**Short problem**. Reproduce every line of the material below, but drop the pictures.
_ _ _ _ _ _ _
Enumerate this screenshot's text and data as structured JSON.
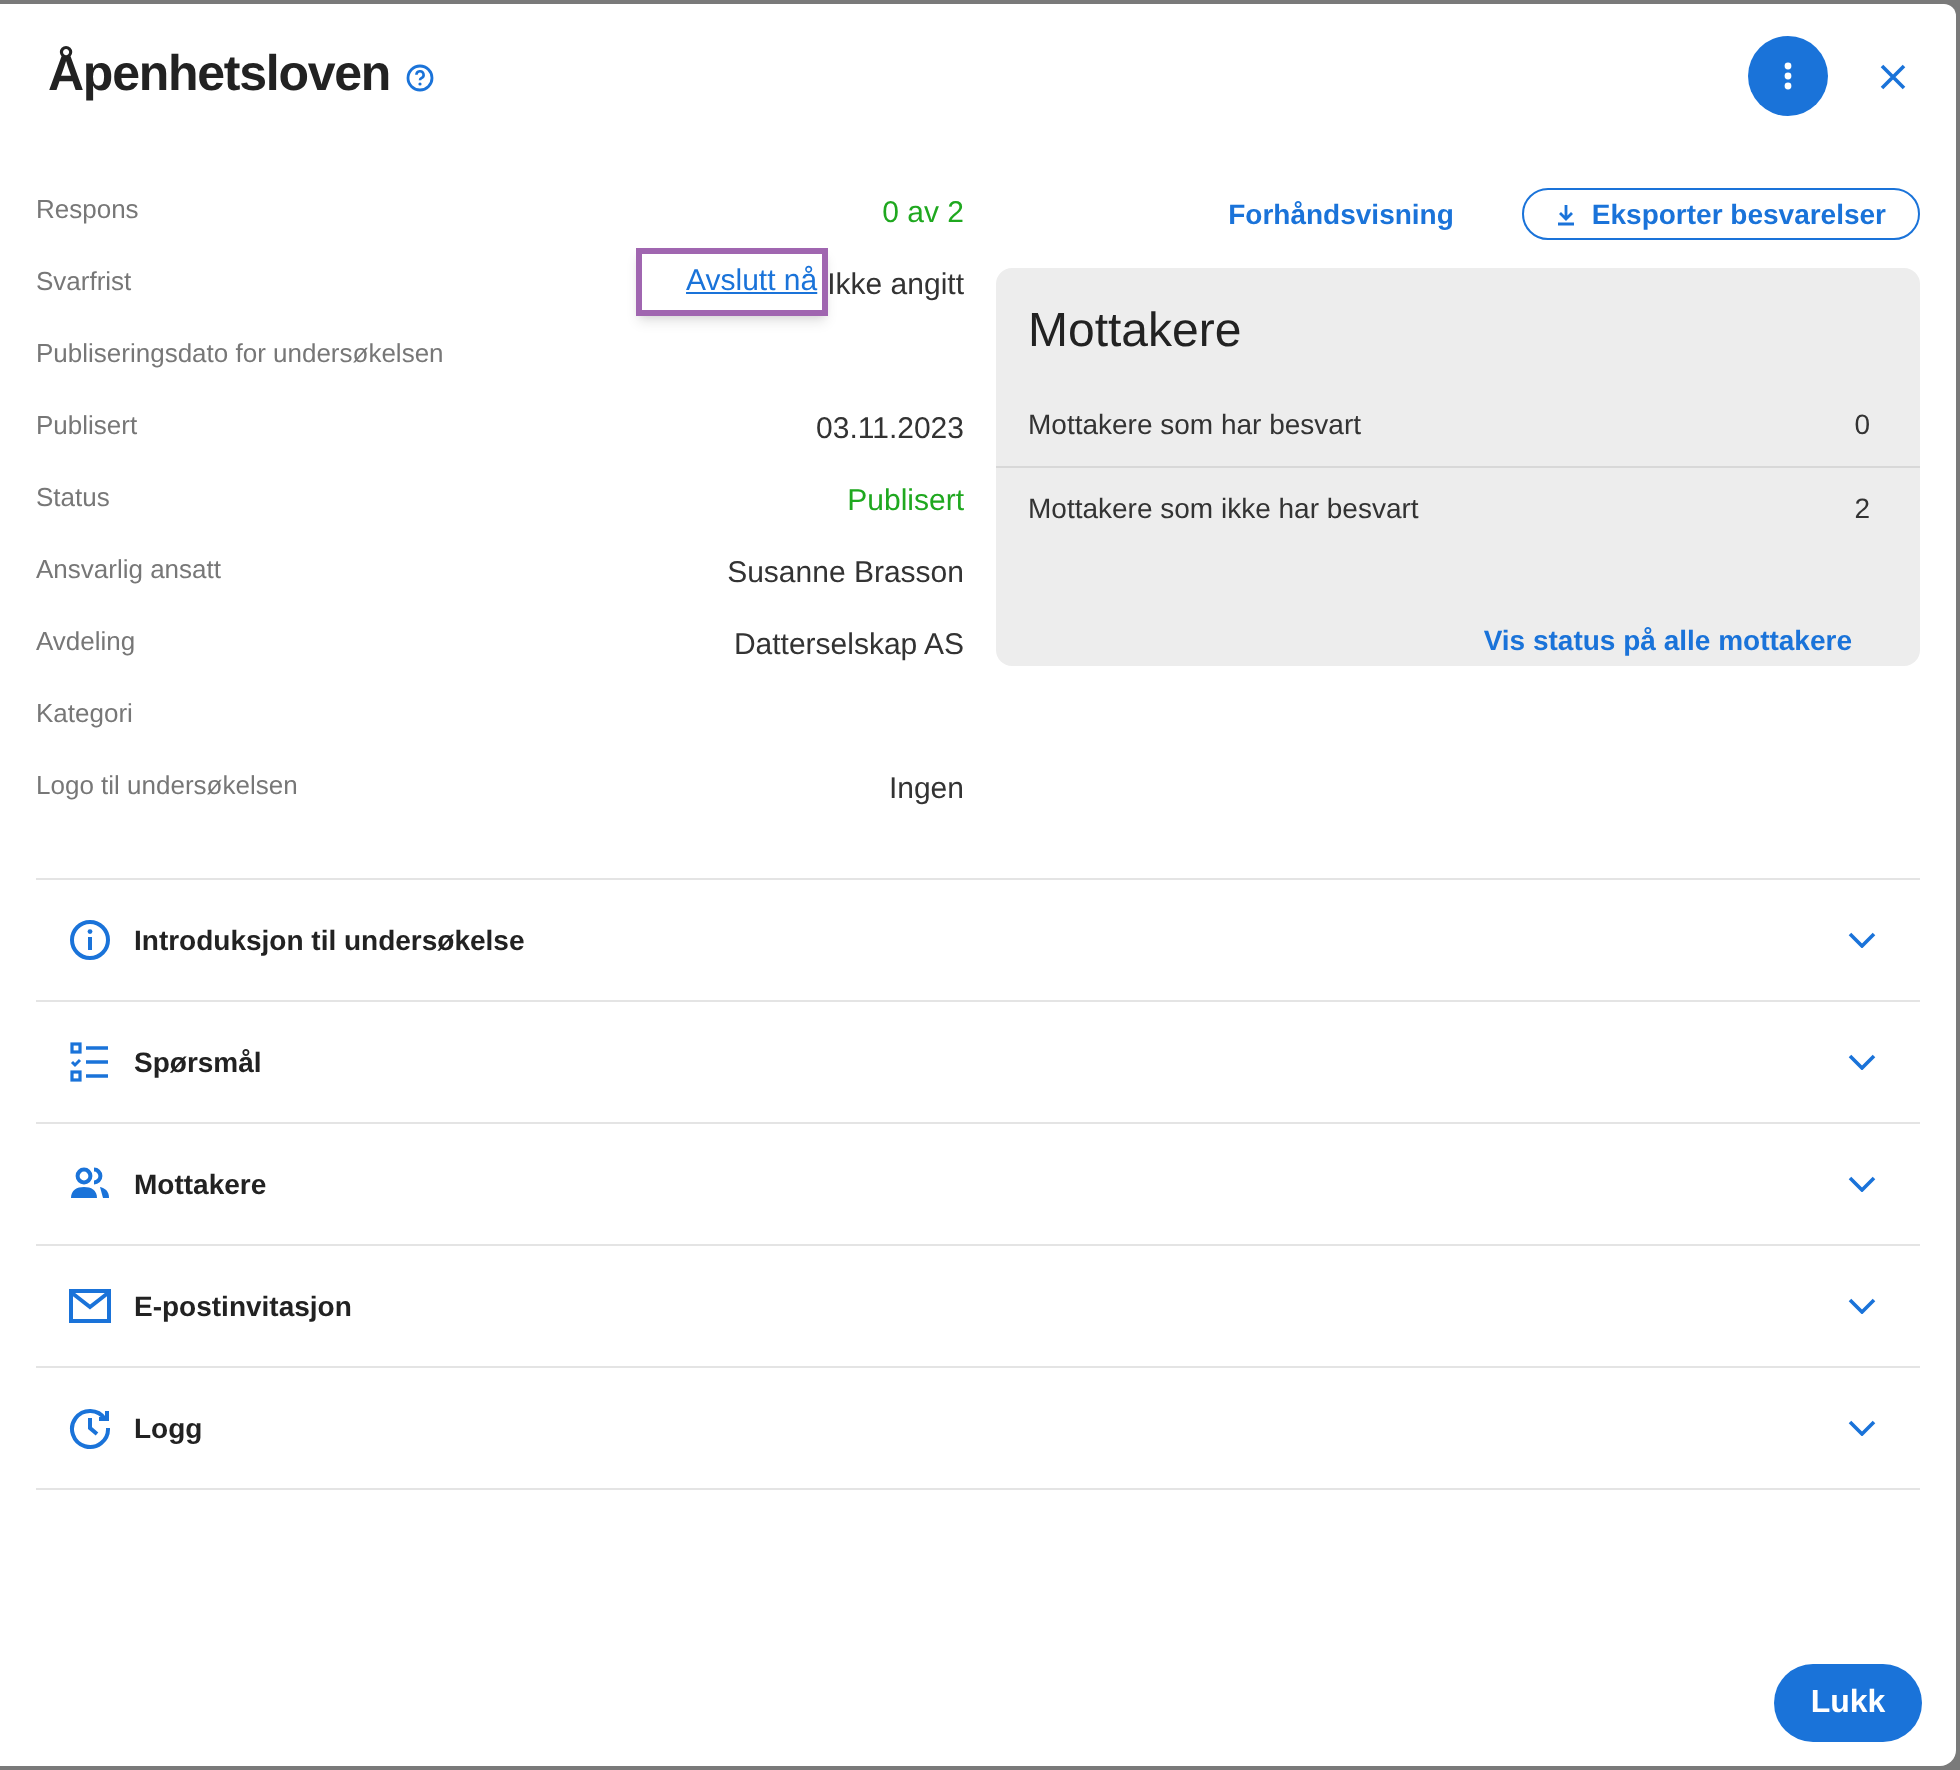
{
  "dialog": {
    "title": "Åpenhetsloven",
    "close_label": "Lukk"
  },
  "details": [
    {
      "label": "Respons",
      "value": "0 av 2",
      "color": "#1fa81f"
    },
    {
      "label": "Svarfrist",
      "value": "Ikke angitt",
      "color": "#333333",
      "link": "Avslutt nå",
      "highlighted": true
    },
    {
      "label": "Publiseringsdato for undersøkelsen"
    },
    {
      "label": "Publisert",
      "value": "03.11.2023",
      "color": "#333333"
    },
    {
      "label": "Status",
      "value": "Publisert",
      "color": "#1fa81f"
    },
    {
      "label": "Ansvarlig ansatt",
      "value": "Susanne Brasson",
      "color": "#333333"
    },
    {
      "label": "Avdeling",
      "value": "Datterselskap AS",
      "color": "#333333"
    },
    {
      "label": "Kategori"
    },
    {
      "label": "Logo til undersøkelsen",
      "value": "Ingen",
      "color": "#333333"
    }
  ],
  "actions": {
    "preview": "Forhåndsvisning",
    "export": "Eksporter besvarelser"
  },
  "recipients_card": {
    "title": "Mottakere",
    "rows": [
      {
        "label": "Mottakere som har besvart",
        "count": "0"
      },
      {
        "label": "Mottakere som ikke har besvart",
        "count": "2"
      }
    ],
    "link": "Vis status på alle mottakere"
  },
  "sections": [
    {
      "kind": "info",
      "label": "Introduksjon til undersøkelse",
      "expanded": false
    },
    {
      "kind": "checklist",
      "label": "Spørsmål",
      "expanded": false
    },
    {
      "kind": "people",
      "label": "Mottakere",
      "expanded": false
    },
    {
      "kind": "mail",
      "label": "E-postinvitasjon",
      "expanded": false
    },
    {
      "kind": "history",
      "label": "Logg",
      "expanded": false
    }
  ]
}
_ _ _ _ _ _ _
**Problem solution**.
Enumerate this screenshot's text and data as structured JSON.
{
  "dialog": {
    "title": "Åpenhetsloven",
    "close_label": "Lukk"
  },
  "details": [
    {
      "label": "Respons",
      "value": "0 av 2",
      "color": "#1fa81f"
    },
    {
      "label": "Svarfrist",
      "value": "Ikke angitt",
      "color": "#333333",
      "link": "Avslutt nå",
      "highlighted": true
    },
    {
      "label": "Publiseringsdato for undersøkelsen"
    },
    {
      "label": "Publisert",
      "value": "03.11.2023",
      "color": "#333333"
    },
    {
      "label": "Status",
      "value": "Publisert",
      "color": "#1fa81f"
    },
    {
      "label": "Ansvarlig ansatt",
      "value": "Susanne Brasson",
      "color": "#333333"
    },
    {
      "label": "Avdeling",
      "value": "Datterselskap AS",
      "color": "#333333"
    },
    {
      "label": "Kategori"
    },
    {
      "label": "Logo til undersøkelsen",
      "value": "Ingen",
      "color": "#333333"
    }
  ],
  "actions": {
    "preview": "Forhåndsvisning",
    "export": "Eksporter besvarelser"
  },
  "recipients_card": {
    "title": "Mottakere",
    "rows": [
      {
        "label": "Mottakere som har besvart",
        "count": "0"
      },
      {
        "label": "Mottakere som ikke har besvart",
        "count": "2"
      }
    ],
    "link": "Vis status på alle mottakere"
  },
  "sections": [
    {
      "kind": "info",
      "label": "Introduksjon til undersøkelse",
      "expanded": false
    },
    {
      "kind": "checklist",
      "label": "Spørsmål",
      "expanded": false
    },
    {
      "kind": "people",
      "label": "Mottakere",
      "expanded": false
    },
    {
      "kind": "mail",
      "label": "E-postinvitasjon",
      "expanded": false
    },
    {
      "kind": "history",
      "label": "Logg",
      "expanded": false
    }
  ]
}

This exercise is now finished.